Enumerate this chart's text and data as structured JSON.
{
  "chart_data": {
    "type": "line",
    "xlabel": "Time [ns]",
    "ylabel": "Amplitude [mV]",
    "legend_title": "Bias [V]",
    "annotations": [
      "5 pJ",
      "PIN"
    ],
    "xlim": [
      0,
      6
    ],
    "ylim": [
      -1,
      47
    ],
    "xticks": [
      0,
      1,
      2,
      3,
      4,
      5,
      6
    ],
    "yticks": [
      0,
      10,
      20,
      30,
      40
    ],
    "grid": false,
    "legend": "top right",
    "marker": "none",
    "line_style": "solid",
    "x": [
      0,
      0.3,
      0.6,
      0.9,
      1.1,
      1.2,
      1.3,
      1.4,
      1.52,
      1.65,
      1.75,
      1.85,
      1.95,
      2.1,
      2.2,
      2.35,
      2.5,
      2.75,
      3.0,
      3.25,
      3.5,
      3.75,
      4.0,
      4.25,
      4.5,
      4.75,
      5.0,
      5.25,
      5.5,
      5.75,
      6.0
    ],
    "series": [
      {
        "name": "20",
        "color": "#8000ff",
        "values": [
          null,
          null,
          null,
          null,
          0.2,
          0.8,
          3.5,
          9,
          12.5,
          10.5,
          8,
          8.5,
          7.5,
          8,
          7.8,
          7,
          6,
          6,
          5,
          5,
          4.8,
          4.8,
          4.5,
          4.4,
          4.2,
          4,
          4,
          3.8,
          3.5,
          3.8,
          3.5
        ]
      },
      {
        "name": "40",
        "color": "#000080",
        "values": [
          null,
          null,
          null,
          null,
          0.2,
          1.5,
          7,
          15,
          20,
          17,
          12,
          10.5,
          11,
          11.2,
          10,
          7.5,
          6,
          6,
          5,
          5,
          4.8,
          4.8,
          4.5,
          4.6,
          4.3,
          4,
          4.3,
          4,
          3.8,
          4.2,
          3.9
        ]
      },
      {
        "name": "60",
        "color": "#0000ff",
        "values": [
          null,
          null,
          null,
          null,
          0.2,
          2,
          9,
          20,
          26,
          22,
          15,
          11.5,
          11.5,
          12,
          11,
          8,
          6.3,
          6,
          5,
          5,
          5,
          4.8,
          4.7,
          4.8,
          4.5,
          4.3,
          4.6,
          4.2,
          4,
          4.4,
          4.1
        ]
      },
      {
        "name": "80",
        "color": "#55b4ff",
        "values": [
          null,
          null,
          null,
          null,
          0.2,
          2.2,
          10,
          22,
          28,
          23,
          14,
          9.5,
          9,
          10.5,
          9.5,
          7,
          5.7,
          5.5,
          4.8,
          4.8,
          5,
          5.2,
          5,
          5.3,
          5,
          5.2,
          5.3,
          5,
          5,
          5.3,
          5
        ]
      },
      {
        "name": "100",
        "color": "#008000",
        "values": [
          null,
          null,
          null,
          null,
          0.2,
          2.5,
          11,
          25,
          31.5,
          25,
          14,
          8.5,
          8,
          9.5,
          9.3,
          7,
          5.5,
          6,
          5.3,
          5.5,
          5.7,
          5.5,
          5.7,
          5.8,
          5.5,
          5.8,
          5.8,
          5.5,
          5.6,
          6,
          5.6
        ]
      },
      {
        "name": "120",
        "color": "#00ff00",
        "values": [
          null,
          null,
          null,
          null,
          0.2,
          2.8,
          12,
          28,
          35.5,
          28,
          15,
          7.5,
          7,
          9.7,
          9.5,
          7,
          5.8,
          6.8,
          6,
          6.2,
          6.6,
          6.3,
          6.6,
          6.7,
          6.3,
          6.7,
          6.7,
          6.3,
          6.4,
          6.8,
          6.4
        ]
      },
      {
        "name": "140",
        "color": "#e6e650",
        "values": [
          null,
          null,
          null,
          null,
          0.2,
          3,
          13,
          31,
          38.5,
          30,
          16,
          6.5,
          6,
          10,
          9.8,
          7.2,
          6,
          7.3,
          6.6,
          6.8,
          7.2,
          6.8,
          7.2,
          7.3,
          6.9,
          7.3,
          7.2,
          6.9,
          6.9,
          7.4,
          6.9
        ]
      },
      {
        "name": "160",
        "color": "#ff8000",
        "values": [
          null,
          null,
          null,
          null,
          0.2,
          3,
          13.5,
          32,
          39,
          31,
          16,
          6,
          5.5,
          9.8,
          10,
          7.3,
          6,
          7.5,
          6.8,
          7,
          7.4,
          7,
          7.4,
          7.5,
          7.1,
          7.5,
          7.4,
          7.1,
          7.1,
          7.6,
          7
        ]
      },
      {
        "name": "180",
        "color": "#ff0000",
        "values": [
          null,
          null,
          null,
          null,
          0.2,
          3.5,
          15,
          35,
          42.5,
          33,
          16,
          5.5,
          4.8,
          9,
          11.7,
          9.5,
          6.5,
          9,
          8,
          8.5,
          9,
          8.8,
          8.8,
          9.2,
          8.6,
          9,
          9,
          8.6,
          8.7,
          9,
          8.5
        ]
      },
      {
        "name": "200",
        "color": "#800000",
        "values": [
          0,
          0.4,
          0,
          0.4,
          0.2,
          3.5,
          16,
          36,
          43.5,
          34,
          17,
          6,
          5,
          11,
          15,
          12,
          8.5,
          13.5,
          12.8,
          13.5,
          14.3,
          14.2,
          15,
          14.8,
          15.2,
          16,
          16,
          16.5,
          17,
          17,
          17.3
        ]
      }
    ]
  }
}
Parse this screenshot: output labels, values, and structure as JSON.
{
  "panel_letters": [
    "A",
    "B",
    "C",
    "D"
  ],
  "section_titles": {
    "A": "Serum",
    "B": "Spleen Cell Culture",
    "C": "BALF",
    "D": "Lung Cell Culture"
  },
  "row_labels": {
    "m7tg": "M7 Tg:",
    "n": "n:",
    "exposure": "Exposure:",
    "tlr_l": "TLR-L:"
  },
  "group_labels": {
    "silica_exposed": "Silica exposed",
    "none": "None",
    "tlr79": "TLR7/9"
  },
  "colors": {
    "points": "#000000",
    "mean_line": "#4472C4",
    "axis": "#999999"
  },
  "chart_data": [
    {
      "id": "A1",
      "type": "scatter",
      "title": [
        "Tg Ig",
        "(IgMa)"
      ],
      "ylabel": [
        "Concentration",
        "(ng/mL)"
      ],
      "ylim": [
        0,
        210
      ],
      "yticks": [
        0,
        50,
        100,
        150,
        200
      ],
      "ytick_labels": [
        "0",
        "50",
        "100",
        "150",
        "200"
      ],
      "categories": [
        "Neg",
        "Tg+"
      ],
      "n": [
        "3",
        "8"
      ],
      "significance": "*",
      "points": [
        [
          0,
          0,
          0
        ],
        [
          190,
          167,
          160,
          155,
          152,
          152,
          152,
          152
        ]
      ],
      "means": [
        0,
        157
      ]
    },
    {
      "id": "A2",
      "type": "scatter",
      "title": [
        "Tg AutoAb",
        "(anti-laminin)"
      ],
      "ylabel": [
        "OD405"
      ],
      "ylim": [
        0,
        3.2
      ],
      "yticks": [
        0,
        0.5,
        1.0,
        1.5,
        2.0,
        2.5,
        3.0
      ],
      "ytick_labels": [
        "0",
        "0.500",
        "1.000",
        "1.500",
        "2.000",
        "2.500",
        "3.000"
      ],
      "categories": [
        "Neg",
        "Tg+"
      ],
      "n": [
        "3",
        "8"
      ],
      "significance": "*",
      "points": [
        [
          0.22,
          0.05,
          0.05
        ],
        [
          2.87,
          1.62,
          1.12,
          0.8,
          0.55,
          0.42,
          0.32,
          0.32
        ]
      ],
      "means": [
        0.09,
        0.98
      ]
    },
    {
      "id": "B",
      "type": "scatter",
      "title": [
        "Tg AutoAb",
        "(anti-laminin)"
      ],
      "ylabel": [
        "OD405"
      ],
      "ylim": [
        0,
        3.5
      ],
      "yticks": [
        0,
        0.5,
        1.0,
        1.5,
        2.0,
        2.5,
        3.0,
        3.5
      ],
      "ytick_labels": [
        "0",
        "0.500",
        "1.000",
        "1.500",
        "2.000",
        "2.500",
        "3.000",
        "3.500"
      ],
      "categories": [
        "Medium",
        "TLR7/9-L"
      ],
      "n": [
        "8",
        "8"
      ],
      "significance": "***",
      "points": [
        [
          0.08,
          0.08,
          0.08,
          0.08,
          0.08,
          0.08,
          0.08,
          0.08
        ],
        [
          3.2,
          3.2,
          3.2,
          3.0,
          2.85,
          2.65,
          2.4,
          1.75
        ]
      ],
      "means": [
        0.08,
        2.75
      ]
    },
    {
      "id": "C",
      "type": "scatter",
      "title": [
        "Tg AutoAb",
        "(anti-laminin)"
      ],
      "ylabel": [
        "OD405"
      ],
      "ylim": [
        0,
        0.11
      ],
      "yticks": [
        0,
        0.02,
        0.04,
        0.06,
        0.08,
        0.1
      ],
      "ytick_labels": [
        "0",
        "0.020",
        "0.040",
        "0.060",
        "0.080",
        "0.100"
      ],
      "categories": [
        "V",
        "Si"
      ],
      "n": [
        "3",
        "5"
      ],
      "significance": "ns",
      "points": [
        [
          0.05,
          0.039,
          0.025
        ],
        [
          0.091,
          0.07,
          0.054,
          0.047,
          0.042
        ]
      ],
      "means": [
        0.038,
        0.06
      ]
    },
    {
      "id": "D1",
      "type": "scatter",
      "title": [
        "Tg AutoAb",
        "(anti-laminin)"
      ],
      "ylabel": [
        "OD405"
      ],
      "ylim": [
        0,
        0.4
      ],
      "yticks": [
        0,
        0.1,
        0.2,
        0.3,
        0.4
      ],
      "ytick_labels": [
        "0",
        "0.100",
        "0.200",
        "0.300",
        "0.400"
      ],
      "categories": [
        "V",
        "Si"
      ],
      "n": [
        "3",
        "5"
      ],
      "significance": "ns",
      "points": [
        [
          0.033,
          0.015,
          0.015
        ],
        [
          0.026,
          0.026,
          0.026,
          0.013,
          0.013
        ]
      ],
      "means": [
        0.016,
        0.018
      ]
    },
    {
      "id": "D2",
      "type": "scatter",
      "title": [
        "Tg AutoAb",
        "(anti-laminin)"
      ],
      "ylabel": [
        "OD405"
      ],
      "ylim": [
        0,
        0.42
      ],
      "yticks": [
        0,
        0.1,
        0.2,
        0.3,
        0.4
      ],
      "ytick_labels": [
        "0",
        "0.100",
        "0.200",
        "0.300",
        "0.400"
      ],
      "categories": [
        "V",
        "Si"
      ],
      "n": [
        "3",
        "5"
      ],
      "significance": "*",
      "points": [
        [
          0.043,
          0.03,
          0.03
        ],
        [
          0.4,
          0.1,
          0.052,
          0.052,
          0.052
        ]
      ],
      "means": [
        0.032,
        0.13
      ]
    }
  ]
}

════════════════

**SHORT PROBLEM:**
Pull out all lines from the entries above in which the word "JSON" appears.

**FULL SOLUTION:**
Enumerate this chart's text and data as structured JSON.
Parse this screenshot: output labels, values, and structure as JSON.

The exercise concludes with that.